- _RECORDED INFORMATION_:
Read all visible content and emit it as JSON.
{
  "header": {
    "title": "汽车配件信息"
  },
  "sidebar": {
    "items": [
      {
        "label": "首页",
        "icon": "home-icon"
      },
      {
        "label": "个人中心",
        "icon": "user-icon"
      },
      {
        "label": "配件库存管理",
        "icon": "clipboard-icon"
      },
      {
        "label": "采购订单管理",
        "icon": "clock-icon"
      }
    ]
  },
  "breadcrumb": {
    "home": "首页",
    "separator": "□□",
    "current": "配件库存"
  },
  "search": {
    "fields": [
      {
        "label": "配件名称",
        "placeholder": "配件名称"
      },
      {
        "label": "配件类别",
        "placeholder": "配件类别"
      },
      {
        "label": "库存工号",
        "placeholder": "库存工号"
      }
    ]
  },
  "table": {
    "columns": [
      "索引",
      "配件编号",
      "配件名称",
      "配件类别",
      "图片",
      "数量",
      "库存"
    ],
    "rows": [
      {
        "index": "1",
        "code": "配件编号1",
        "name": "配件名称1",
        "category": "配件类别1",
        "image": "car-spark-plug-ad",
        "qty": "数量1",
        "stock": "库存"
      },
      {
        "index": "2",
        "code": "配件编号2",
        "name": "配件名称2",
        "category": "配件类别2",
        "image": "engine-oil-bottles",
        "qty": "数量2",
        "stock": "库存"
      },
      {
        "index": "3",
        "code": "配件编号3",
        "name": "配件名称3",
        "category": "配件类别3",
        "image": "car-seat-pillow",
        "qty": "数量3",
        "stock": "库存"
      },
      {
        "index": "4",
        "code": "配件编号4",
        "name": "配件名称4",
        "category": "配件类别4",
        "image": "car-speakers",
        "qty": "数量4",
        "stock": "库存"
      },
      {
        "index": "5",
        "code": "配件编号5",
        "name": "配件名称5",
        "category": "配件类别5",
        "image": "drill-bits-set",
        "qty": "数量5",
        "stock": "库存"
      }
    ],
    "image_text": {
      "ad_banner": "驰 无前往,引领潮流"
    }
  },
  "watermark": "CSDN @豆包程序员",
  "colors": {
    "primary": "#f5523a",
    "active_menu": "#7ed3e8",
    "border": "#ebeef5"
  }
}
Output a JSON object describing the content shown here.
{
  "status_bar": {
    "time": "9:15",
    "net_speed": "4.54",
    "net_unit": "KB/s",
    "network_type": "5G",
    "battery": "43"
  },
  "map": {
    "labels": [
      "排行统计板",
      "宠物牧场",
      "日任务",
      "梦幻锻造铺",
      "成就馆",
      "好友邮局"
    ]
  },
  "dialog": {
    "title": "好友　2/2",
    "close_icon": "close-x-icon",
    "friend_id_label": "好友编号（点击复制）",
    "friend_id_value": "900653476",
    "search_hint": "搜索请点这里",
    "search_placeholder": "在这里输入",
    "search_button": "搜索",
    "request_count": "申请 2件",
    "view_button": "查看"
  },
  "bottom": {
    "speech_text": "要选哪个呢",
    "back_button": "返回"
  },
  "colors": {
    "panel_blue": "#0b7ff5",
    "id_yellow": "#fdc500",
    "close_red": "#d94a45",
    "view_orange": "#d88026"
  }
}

- _PROBLEM_: Every line of the records that includes the word "JSON" should be gathered.

- _OUTPUT FOR THIS TASK_:
Read all visible content and emit it as JSON.
Output a JSON object describing the content shown here.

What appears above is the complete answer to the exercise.